> [À FAIRE]:
1. Traduisez en anglais la phrase suivante de l'extrait sur Taïwan : « Les Portugais lui donneront le nom de Formose. »
2. Dupliquez à l'identique les lignes de la liste d'annotations, depuis son début jusqu'à la ligne contenant « x-axis-label: L [301,536,314,561] », celle-ci comprise.

Taïwan

Taïwan est la plus grande île de la République de Chine à 160 kilomètres du continent, face à la République populaire de Chine (Chine continentale).
Taïwan est une question hautement politique et géopolitique, avec des différends entre la République de Chine et la République populaire de Chine sur la souveraineté et la reconnaissance internationale.
Comment en est-on arrivé là ?

Origines

L’île est peuplée d’aborigènes (comme en Océanie) lorsqu’au début du XVIIe siècle, des marchands espagnols, hollandais puis portugais installent des comptoirs commerciaux. Les Portugais lui donneront le nom de Formose.
Aujourd’hui, les aborigènes représentent 2,5% de la population, soit 600.000 individus appartenant à 16 groupes ethniques parlant 16 langues différentes. En 2016, la présidente de la république a présenté ses excuses pour des siècles de violation de leurs droits et de spoliation de leurs terres.

En 1683, Formose est annexée par les Chinois qui l’intègre à l’empire dirigé par le dynastie Qing, d’origine mandchoue (nord de la chine).

(Annotations de coordonnées)
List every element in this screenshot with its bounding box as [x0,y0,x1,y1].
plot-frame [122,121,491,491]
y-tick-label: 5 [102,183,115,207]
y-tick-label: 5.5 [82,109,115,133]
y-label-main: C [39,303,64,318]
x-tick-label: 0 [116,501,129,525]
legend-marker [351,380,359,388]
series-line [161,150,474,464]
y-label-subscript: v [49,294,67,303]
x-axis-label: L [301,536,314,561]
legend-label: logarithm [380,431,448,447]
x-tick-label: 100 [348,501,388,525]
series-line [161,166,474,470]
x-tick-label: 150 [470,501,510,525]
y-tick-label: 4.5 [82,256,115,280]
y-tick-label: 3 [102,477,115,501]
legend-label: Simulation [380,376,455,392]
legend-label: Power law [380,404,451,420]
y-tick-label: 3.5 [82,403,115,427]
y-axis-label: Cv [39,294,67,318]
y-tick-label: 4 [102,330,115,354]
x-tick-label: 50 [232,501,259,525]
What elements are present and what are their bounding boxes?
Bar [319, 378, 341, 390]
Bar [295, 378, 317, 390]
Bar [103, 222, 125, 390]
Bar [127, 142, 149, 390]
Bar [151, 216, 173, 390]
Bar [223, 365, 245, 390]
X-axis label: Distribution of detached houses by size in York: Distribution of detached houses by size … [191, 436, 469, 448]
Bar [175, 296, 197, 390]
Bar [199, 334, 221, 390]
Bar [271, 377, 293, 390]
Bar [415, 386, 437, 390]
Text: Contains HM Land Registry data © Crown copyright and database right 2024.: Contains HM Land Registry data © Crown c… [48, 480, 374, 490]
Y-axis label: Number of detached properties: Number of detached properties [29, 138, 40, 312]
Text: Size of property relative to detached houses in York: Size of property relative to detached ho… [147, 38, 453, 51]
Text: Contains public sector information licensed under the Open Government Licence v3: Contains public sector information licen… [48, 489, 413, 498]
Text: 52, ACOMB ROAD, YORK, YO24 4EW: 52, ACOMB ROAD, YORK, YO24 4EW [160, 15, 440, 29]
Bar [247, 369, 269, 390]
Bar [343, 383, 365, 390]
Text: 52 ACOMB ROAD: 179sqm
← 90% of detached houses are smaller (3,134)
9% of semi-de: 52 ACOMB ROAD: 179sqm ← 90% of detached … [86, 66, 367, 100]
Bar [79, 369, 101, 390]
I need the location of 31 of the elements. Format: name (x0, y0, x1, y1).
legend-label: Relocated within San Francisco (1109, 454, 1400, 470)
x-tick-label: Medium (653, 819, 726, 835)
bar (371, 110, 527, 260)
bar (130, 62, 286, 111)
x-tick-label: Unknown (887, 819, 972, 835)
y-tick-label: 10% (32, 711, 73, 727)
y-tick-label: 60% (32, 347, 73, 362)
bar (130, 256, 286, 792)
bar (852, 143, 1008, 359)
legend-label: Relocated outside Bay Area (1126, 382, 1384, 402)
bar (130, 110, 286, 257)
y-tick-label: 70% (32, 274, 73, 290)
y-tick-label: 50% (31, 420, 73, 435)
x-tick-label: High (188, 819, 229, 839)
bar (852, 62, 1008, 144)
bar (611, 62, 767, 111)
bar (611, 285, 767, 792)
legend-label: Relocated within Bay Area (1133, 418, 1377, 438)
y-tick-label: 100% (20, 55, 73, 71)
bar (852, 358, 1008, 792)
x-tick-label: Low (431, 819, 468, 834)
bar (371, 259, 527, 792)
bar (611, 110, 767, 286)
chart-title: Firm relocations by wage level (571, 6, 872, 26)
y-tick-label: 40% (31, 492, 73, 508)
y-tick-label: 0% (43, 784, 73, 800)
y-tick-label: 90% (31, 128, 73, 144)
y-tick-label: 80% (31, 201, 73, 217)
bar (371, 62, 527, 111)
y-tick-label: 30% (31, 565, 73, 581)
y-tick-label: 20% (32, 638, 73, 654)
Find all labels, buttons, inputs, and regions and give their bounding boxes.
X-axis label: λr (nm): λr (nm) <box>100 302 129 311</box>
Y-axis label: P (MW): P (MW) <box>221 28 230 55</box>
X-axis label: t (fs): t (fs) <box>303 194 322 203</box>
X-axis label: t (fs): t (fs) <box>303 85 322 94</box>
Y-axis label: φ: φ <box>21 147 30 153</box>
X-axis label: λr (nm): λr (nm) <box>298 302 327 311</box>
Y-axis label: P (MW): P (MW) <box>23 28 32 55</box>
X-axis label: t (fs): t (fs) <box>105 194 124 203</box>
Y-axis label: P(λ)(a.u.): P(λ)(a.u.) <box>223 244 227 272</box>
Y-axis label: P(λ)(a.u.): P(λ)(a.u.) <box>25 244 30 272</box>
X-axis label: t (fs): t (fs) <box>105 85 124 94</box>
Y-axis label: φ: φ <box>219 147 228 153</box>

> [CORRIGÉS PAR TÂCHE]:
1. The Portuguese would give it the name Formosa.

2.
List every element in this screenshot with its bounding box as [x0,y0,x1,y1].
plot-frame [122,121,491,491]
y-tick-label: 5 [102,183,115,207]
y-tick-label: 5.5 [82,109,115,133]
y-label-main: C [39,303,64,318]
x-tick-label: 0 [116,501,129,525]
legend-marker [351,380,359,388]
series-line [161,150,474,464]
y-label-subscript: v [49,294,67,303]
x-axis-label: L [301,536,314,561]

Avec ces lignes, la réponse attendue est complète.